Records contained in a dataset:
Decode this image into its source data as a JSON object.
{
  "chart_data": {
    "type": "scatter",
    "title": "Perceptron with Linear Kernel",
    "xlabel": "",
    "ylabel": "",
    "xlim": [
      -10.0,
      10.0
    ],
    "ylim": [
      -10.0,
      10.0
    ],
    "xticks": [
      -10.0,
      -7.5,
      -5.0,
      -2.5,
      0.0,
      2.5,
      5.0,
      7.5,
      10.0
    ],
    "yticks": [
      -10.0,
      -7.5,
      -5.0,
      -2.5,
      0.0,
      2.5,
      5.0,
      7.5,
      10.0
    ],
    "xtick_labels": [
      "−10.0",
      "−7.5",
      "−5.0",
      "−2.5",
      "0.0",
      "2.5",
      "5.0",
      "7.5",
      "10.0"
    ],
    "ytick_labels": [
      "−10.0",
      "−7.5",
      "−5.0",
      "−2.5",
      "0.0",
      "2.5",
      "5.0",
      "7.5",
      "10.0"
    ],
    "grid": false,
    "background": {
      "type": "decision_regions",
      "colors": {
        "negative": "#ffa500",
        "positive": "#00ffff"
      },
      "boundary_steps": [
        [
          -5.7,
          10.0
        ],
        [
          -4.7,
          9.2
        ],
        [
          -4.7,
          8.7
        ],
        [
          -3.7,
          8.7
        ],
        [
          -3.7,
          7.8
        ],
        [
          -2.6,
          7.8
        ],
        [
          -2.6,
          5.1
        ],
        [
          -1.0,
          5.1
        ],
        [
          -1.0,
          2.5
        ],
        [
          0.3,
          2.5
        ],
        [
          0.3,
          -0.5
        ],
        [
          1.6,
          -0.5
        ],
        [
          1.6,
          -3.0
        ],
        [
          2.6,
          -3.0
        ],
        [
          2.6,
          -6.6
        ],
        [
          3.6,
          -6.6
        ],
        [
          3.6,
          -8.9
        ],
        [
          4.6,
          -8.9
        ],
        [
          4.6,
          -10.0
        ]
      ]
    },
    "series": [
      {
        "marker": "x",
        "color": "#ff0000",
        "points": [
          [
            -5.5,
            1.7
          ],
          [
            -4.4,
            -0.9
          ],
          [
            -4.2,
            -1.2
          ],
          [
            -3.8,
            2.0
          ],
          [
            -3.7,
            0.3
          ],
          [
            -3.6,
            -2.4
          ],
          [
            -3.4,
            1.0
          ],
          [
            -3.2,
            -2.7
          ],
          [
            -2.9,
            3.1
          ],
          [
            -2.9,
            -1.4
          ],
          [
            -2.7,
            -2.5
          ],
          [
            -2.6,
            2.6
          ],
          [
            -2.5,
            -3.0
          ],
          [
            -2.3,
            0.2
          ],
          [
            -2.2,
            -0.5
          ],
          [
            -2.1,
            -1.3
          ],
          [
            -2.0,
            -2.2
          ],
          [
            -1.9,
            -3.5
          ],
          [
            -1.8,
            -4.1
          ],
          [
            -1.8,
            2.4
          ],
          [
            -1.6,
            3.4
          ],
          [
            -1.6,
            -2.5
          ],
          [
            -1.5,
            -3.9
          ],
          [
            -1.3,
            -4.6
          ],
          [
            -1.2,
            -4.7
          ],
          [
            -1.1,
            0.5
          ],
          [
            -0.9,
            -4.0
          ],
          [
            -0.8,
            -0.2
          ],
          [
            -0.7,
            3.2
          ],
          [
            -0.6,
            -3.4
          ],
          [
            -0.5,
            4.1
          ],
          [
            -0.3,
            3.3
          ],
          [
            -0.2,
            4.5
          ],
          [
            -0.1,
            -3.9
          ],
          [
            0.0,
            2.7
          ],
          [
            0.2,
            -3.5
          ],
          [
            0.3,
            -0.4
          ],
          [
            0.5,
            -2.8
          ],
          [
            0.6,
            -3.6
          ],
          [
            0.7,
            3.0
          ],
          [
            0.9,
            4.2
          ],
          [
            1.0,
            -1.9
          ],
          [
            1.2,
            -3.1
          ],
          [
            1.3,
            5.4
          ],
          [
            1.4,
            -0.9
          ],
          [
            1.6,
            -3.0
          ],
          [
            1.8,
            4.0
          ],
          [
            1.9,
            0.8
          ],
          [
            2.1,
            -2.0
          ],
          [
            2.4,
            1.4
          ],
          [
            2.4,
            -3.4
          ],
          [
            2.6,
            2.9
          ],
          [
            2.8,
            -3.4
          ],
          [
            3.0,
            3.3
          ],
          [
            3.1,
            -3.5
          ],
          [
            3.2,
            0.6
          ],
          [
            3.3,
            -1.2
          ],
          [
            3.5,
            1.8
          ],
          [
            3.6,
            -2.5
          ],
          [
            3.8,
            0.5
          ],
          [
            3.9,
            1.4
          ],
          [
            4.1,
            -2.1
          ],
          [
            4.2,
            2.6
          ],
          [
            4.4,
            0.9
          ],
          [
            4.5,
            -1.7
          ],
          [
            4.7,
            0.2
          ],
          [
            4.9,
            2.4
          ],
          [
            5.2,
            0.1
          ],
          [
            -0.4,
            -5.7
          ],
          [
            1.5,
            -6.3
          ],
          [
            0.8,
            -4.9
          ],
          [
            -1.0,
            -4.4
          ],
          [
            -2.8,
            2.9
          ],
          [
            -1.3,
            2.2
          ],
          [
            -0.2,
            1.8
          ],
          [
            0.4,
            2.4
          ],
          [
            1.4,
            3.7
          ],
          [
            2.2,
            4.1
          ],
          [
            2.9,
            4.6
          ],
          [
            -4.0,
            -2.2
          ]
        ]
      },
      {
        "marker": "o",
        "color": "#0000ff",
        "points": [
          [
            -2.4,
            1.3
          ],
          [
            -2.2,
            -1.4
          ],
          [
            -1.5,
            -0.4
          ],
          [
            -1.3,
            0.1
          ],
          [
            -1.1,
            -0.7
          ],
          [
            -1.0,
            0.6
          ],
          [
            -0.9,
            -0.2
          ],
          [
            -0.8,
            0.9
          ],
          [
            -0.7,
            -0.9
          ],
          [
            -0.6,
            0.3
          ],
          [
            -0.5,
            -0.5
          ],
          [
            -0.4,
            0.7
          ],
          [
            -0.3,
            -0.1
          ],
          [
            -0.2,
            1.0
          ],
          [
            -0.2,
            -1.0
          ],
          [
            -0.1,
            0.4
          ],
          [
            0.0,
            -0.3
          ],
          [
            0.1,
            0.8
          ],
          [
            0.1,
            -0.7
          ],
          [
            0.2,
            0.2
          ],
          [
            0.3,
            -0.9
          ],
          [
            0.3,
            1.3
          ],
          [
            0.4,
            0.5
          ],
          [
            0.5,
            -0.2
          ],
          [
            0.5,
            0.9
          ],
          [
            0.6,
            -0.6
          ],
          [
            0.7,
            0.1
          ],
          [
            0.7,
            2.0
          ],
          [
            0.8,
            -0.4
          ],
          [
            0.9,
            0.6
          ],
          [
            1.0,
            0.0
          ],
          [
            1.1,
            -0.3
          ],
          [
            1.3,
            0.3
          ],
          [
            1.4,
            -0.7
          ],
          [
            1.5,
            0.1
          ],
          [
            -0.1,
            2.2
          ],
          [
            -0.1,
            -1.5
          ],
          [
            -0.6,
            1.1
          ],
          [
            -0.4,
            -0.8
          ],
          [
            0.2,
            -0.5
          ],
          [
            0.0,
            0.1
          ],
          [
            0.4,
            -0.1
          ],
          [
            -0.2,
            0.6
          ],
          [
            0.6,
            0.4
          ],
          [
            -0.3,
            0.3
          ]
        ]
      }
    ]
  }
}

**Job**.
Write out every entry verbatim.

**Task response**.
Decode this image into its source data as a JSON object.
{
  "chart_data": {
    "type": "scatter",
    "title": "Perceptron with Linear Kernel",
    "xlabel": "",
    "ylabel": "",
    "xlim": [
      -10.0,
      10.0
    ],
    "ylim": [
      -10.0,
      10.0
    ],
    "xticks": [
      -10.0,
      -7.5,
      -5.0,
      -2.5,
      0.0,
      2.5,
      5.0,
      7.5,
      10.0
    ],
    "yticks": [
      -10.0,
      -7.5,
      -5.0,
      -2.5,
      0.0,
      2.5,
      5.0,
      7.5,
      10.0
    ],
    "xtick_labels": [
      "−10.0",
      "−7.5",
      "−5.0",
      "−2.5",
      "0.0",
      "2.5",
      "5.0",
      "7.5",
      "10.0"
    ],
    "ytick_labels": [
      "−10.0",
      "−7.5",
      "−5.0",
      "−2.5",
      "0.0",
      "2.5",
      "5.0",
      "7.5",
      "10.0"
    ],
    "grid": false,
    "background": {
      "type": "decision_regions",
      "colors": {
        "negative": "#ffa500",
        "positive": "#00ffff"
      },
      "boundary_steps": [
        [
          -5.7,
          10.0
        ],
        [
          -4.7,
          9.2
        ],
        [
          -4.7,
          8.7
        ],
        [
          -3.7,
          8.7
        ],
        [
          -3.7,
          7.8
        ],
        [
          -2.6,
          7.8
        ],
        [
          -2.6,
          5.1
        ],
        [
          -1.0,
          5.1
        ],
        [
          -1.0,
          2.5
        ],
        [
          0.3,
          2.5
        ],
        [
          0.3,
          -0.5
        ],
        [
          1.6,
          -0.5
        ],
        [
          1.6,
          -3.0
        ],
        [
          2.6,
          -3.0
        ],
        [
          2.6,
          -6.6
        ],
        [
          3.6,
          -6.6
        ],
        [
          3.6,
          -8.9
        ],
        [
          4.6,
          -8.9
        ],
        [
          4.6,
          -10.0
        ]
      ]
    },
    "series": [
      {
        "marker": "x",
        "color": "#ff0000",
        "points": [
          [
            -5.5,
            1.7
          ],
          [
            -4.4,
            -0.9
          ],
          [
            -4.2,
            -1.2
          ],
          [
            -3.8,
            2.0
          ],
          [
            -3.7,
            0.3
          ],
          [
            -3.6,
            -2.4
          ],
          [
            -3.4,
            1.0
          ],
          [
            -3.2,
            -2.7
          ],
          [
            -2.9,
            3.1
          ],
          [
            -2.9,
            -1.4
          ],
          [
            -2.7,
            -2.5
          ],
          [
            -2.6,
            2.6
          ],
          [
            -2.5,
            -3.0
          ],
          [
            -2.3,
            0.2
          ],
          [
            -2.2,
            -0.5
          ],
          [
            -2.1,
            -1.3
          ],
          [
            -2.0,
            -2.2
          ],
          [
            -1.9,
            -3.5
          ],
          [
            -1.8,
            -4.1
          ],
          [
            -1.8,
            2.4
          ],
          [
            -1.6,
            3.4
          ],
          [
            -1.6,
            -2.5
          ],
          [
            -1.5,
            -3.9
          ],
          [
            -1.3,
            -4.6
          ],
          [
            -1.2,
            -4.7
          ],
          [
            -1.1,
            0.5
          ],
          [
            -0.9,
            -4.0
          ],
          [
            -0.8,
            -0.2
          ],
          [
            -0.7,
            3.2
          ],
          [
            -0.6,
            -3.4
          ],
          [
            -0.5,
            4.1
          ],
          [
            -0.3,
            3.3
          ],
          [
            -0.2,
            4.5
          ],
          [
            -0.1,
            -3.9
          ],
          [
            0.0,
            2.7
          ],
          [
            0.2,
            -3.5
          ],
          [
            0.3,
            -0.4
          ],
          [
            0.5,
            -2.8
          ],
          [
            0.6,
            -3.6
          ],
          [
            0.7,
            3.0
          ],
          [
            0.9,
            4.2
          ],
          [
            1.0,
            -1.9
          ],
          [
            1.2,
            -3.1
          ],
          [
            1.3,
            5.4
          ],
          [
            1.4,
            -0.9
          ],
          [
            1.6,
            -3.0
          ],
          [
            1.8,
            4.0
          ],
          [
            1.9,
            0.8
          ],
          [
            2.1,
            -2.0
          ],
          [
            2.4,
            1.4
          ],
          [
            2.4,
            -3.4
          ],
          [
            2.6,
            2.9
          ],
          [
            2.8,
            -3.4
          ],
          [
            3.0,
            3.3
          ],
          [
            3.1,
            -3.5
          ],
          [
            3.2,
            0.6
          ],
          [
            3.3,
            -1.2
          ],
          [
            3.5,
            1.8
          ],
          [
            3.6,
            -2.5
          ],
          [
            3.8,
            0.5
          ],
          [
            3.9,
            1.4
          ],
          [
            4.1,
            -2.1
          ],
          [
            4.2,
            2.6
          ],
          [
            4.4,
            0.9
          ],
          [
            4.5,
            -1.7
          ],
          [
            4.7,
            0.2
          ],
          [
            4.9,
            2.4
          ],
          [
            5.2,
            0.1
          ],
          [
            -0.4,
            -5.7
          ],
          [
            1.5,
            -6.3
          ],
          [
            0.8,
            -4.9
          ],
          [
            -1.0,
            -4.4
          ],
          [
            -2.8,
            2.9
          ],
          [
            -1.3,
            2.2
          ],
          [
            -0.2,
            1.8
          ],
          [
            0.4,
            2.4
          ],
          [
            1.4,
            3.7
          ],
          [
            2.2,
            4.1
          ],
          [
            2.9,
            4.6
          ],
          [
            -4.0,
            -2.2
          ]
        ]
      },
      {
        "marker": "o",
        "color": "#0000ff",
        "points": [
          [
            -2.4,
            1.3
          ],
          [
            -2.2,
            -1.4
          ],
          [
            -1.5,
            -0.4
          ],
          [
            -1.3,
            0.1
          ],
          [
            -1.1,
            -0.7
          ],
          [
            -1.0,
            0.6
          ],
          [
            -0.9,
            -0.2
          ],
          [
            -0.8,
            0.9
          ],
          [
            -0.7,
            -0.9
          ],
          [
            -0.6,
            0.3
          ],
          [
            -0.5,
            -0.5
          ],
          [
            -0.4,
            0.7
          ],
          [
            -0.3,
            -0.1
          ],
          [
            -0.2,
            1.0
          ],
          [
            -0.2,
            -1.0
          ],
          [
            -0.1,
            0.4
          ],
          [
            0.0,
            -0.3
          ],
          [
            0.1,
            0.8
          ],
          [
            0.1,
            -0.7
          ],
          [
            0.2,
            0.2
          ],
          [
            0.3,
            -0.9
          ],
          [
            0.3,
            1.3
          ],
          [
            0.4,
            0.5
          ],
          [
            0.5,
            -0.2
          ],
          [
            0.5,
            0.9
          ],
          [
            0.6,
            -0.6
          ],
          [
            0.7,
            0.1
          ],
          [
            0.7,
            2.0
          ],
          [
            0.8,
            -0.4
          ],
          [
            0.9,
            0.6
          ],
          [
            1.0,
            0.0
          ],
          [
            1.1,
            -0.3
          ],
          [
            1.3,
            0.3
          ],
          [
            1.4,
            -0.7
          ],
          [
            1.5,
            0.1
          ],
          [
            -0.1,
            2.2
          ],
          [
            -0.1,
            -1.5
          ],
          [
            -0.6,
            1.1
          ],
          [
            -0.4,
            -0.8
          ],
          [
            0.2,
            -0.5
          ],
          [
            0.0,
            0.1
          ],
          [
            0.4,
            -0.1
          ],
          [
            -0.2,
            0.6
          ],
          [
            0.6,
            0.4
          ],
          [
            -0.3,
            0.3
          ]
        ]
      }
    ]
  }
}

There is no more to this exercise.